____ Records shown

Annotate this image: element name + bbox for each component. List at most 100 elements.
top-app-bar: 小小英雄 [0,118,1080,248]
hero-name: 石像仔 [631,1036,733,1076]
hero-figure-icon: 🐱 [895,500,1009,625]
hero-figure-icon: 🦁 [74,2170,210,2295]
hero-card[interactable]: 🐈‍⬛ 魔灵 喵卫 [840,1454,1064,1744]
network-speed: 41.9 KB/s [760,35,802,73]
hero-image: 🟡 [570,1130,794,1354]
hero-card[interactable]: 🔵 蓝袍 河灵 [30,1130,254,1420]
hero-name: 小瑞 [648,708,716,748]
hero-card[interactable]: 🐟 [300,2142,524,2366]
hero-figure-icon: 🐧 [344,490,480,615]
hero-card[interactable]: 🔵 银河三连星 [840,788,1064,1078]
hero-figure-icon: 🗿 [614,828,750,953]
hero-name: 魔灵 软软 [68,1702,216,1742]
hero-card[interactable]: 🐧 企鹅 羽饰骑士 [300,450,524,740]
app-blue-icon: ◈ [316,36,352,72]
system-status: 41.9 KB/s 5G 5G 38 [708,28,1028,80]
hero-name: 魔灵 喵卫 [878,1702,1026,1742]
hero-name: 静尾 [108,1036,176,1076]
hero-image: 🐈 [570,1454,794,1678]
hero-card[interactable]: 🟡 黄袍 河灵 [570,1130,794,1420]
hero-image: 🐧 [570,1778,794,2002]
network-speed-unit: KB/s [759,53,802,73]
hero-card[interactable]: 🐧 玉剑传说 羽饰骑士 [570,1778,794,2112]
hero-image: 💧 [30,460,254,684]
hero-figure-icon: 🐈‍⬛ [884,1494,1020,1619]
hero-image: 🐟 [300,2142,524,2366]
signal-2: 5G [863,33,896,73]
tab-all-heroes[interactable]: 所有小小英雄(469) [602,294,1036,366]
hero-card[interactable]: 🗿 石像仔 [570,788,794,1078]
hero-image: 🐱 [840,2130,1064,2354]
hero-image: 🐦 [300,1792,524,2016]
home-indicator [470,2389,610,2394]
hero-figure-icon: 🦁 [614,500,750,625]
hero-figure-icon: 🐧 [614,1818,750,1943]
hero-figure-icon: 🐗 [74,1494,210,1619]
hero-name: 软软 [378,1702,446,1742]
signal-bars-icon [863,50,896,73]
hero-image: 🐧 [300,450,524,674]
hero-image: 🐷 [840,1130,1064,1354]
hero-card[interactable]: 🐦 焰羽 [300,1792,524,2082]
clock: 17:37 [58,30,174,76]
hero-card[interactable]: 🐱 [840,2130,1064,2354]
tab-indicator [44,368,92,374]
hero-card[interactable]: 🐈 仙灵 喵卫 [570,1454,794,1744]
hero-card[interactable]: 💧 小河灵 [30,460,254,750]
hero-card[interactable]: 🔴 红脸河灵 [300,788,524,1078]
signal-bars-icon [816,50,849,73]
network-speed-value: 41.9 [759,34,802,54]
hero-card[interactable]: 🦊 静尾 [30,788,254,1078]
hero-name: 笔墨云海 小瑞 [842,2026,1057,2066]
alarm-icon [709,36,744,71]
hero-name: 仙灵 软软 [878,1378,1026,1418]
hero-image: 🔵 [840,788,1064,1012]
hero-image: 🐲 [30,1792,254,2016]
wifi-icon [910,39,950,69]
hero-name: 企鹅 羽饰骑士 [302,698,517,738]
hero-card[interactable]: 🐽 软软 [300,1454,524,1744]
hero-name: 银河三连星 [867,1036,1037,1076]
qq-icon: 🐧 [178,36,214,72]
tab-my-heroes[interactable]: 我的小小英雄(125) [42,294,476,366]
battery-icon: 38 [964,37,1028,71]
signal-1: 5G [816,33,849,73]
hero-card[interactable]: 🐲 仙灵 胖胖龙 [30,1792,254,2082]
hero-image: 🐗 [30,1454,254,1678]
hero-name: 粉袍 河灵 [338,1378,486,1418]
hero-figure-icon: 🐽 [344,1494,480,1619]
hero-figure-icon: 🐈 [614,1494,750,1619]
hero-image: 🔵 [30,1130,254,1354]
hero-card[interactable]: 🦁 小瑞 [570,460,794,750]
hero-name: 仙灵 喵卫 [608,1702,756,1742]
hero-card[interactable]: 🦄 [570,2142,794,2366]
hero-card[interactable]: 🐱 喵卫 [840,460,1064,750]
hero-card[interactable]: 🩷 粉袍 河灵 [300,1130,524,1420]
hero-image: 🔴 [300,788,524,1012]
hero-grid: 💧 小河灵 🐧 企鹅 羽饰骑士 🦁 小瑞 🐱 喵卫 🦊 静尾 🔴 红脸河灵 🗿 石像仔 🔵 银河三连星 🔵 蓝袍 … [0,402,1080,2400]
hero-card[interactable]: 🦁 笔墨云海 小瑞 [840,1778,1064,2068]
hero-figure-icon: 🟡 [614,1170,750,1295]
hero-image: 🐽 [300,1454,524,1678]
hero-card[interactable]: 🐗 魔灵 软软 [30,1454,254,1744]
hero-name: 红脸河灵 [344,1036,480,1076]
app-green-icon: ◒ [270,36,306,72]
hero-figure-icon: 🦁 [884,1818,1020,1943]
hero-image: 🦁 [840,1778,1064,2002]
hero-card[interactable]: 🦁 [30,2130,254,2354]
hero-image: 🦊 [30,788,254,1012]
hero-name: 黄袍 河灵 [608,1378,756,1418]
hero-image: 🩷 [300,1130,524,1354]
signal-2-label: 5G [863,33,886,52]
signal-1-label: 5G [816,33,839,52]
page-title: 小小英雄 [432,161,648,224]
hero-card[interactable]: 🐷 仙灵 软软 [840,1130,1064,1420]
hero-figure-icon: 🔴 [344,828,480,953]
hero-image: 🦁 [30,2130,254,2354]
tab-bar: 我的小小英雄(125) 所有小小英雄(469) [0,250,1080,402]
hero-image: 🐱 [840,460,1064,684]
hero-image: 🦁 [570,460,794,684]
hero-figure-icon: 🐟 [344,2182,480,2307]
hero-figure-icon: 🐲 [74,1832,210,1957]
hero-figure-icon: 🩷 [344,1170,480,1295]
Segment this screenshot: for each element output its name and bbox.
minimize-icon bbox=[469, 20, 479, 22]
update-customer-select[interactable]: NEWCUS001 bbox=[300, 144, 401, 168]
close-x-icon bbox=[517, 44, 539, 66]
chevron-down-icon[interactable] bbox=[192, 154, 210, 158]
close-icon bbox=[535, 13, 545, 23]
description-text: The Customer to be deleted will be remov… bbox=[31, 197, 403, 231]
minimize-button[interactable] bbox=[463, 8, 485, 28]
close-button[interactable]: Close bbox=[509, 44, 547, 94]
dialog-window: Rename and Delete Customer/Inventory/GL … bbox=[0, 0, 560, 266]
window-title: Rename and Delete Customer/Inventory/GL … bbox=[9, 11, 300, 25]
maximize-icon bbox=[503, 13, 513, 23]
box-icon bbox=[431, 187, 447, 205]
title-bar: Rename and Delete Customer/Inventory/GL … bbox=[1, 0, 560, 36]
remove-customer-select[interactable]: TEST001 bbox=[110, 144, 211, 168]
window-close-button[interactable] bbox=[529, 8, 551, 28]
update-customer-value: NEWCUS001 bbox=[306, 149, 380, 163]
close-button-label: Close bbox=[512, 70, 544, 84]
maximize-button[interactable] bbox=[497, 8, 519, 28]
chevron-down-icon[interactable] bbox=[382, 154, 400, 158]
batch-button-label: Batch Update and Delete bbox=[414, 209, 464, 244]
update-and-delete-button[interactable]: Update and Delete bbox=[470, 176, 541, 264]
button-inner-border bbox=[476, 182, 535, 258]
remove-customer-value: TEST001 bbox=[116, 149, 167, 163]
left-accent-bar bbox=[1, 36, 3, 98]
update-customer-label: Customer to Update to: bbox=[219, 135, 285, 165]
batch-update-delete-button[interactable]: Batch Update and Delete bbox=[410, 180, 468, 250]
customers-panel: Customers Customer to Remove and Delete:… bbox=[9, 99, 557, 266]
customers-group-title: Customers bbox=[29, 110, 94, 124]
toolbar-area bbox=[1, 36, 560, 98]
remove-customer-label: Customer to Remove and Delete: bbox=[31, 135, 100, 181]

________

▶ **Directions for this task**
Rewrite the stretch from the start of the entries through the line that contains "hero-card[interactable]: 🐈‍⬛ 魔灵" as a Markdown table with two columns: Row, holding each line's number, and Entry Line, holding the line. Leave out blank lines.

▶ **Reply**
| Row | Entry Line |
|---|---|
| 1 | Annotate this image: element name + bbox for each component. List at most 100 elements. |
| 2 | top-app-bar: 小小英雄 [0,118,1080,248] |
| 3 | hero-name: 石像仔 [631,1036,733,1076] |
| 4 | hero-figure-icon: 🐱 [895,500,1009,625] |
| 5 | hero-figure-icon: 🦁 [74,2170,210,2295] |
| 6 | hero-card[interactable]: 🐈‍⬛ 魔灵 喵卫 [840,1454,1064,1744] |